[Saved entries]
□ □ □ □ □ □ □
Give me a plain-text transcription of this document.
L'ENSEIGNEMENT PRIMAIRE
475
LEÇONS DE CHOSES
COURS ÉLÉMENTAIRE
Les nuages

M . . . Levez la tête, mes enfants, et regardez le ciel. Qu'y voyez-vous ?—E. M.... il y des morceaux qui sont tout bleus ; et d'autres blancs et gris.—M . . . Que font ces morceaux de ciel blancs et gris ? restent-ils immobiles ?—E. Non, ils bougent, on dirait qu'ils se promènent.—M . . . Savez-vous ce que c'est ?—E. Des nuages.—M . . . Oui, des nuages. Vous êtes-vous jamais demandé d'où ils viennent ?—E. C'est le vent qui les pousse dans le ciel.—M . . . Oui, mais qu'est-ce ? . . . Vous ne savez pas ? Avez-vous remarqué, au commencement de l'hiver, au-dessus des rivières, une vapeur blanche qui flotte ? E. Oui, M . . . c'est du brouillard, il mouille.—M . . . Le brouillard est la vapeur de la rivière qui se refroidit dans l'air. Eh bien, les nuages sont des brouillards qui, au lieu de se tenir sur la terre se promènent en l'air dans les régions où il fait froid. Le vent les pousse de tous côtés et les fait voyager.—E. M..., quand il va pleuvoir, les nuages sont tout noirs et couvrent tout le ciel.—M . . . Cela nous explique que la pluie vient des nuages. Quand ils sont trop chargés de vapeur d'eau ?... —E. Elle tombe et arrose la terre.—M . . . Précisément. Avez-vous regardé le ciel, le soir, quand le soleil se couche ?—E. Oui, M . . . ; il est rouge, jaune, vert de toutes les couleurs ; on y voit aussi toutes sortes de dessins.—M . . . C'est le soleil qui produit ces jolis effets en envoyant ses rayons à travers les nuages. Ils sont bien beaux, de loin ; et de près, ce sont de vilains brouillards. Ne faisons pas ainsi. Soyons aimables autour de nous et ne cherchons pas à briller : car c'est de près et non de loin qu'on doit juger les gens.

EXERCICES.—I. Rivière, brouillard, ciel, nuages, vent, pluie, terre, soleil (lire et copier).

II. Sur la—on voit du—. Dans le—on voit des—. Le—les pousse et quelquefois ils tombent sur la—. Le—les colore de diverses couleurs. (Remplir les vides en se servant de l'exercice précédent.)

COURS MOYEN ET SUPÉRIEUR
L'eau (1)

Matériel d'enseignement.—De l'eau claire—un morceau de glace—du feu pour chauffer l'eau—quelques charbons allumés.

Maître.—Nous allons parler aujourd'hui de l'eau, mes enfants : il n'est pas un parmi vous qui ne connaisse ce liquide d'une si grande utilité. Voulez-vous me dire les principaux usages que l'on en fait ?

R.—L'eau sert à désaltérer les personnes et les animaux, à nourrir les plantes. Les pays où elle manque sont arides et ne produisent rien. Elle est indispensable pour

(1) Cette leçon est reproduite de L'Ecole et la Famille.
□ □ □ □ □ □ □
Type out all of the material again, word for word.

Give me a plain-text transcription of this document.
L'ENSEIGNEMENT PRIMAIRE
475
LEÇONS DE CHOSES
COURS ÉLÉMENTAIRE
Les nuages

M . . . Levez la tête, mes enfants, et regardez le ciel. Qu'y voyez-vous ?—E. M.... il y des morceaux qui sont tout bleus ; et d'autres blancs et gris.—M . . . Que font ces morceaux de ciel blancs et gris ? restent-ils immobiles ?—E. Non, ils bougent, on dirait qu'ils se promènent.—M . . . Savez-vous ce que c'est ?—E. Des nuages.—M . . . Oui, des nuages. Vous êtes-vous jamais demandé d'où ils viennent ?—E. C'est le vent qui les pousse dans le ciel.—M . . . Oui, mais qu'est-ce ? . . . Vous ne savez pas ? Avez-vous remarqué, au commencement de l'hiver, au-dessus des rivières, une vapeur blanche qui flotte ? E. Oui, M . . . c'est du brouillard, il mouille.—M . . . Le brouillard est la vapeur de la rivière qui se refroidit dans l'air. Eh bien, les nuages sont des brouillards qui, au lieu de se tenir sur la terre se promènent en l'air dans les régions où il fait froid. Le vent les pousse de tous côtés et les fait voyager.—E. M..., quand il va pleuvoir, les nuages sont tout noirs et couvrent tout le ciel.—M . . . Cela nous explique que la pluie vient des nuages. Quand ils sont trop chargés de vapeur d'eau ?... —E. Elle tombe et arrose la terre.—M . . . Précisément. Avez-vous regardé le ciel, le soir, quand le soleil se couche ?—E. Oui, M . . . ; il est rouge, jaune, vert de toutes les couleurs ; on y voit aussi toutes sortes de dessins.—M . . . C'est le soleil qui produit ces jolis effets en envoyant ses rayons à travers les nuages. Ils sont bien beaux, de loin ; et de près, ce sont de vilains brouillards. Ne faisons pas ainsi. Soyons aimables autour de nous et ne cherchons pas à briller : car c'est de près et non de loin qu'on doit juger les gens.

EXERCICES.—I. Rivière, brouillard, ciel, nuages, vent, pluie, terre, soleil (lire et copier).

II. Sur la—on voit du—. Dans le—on voit des—. Le—les pousse et quelquefois ils tombent sur la—. Le—les colore de diverses couleurs. (Remplir les vides en se servant de l'exercice précédent.)

COURS MOYEN ET SUPÉRIEUR
L'eau (1)

Matériel d'enseignement.—De l'eau claire—un morceau de glace—du feu pour chauffer l'eau—quelques charbons allumés.

Maître.—Nous allons parler aujourd'hui de l'eau, mes enfants : il n'est pas un parmi vous qui ne connaisse ce liquide d'une si grande utilité. Voulez-vous me dire les principaux usages que l'on en fait ?

R.—L'eau sert à désaltérer les personnes et les animaux, à nourrir les plantes. Les pays où elle manque sont arides et ne produisent rien. Elle est indispensable pour

(1) Cette leçon est reproduite de L'Ecole et la Famille.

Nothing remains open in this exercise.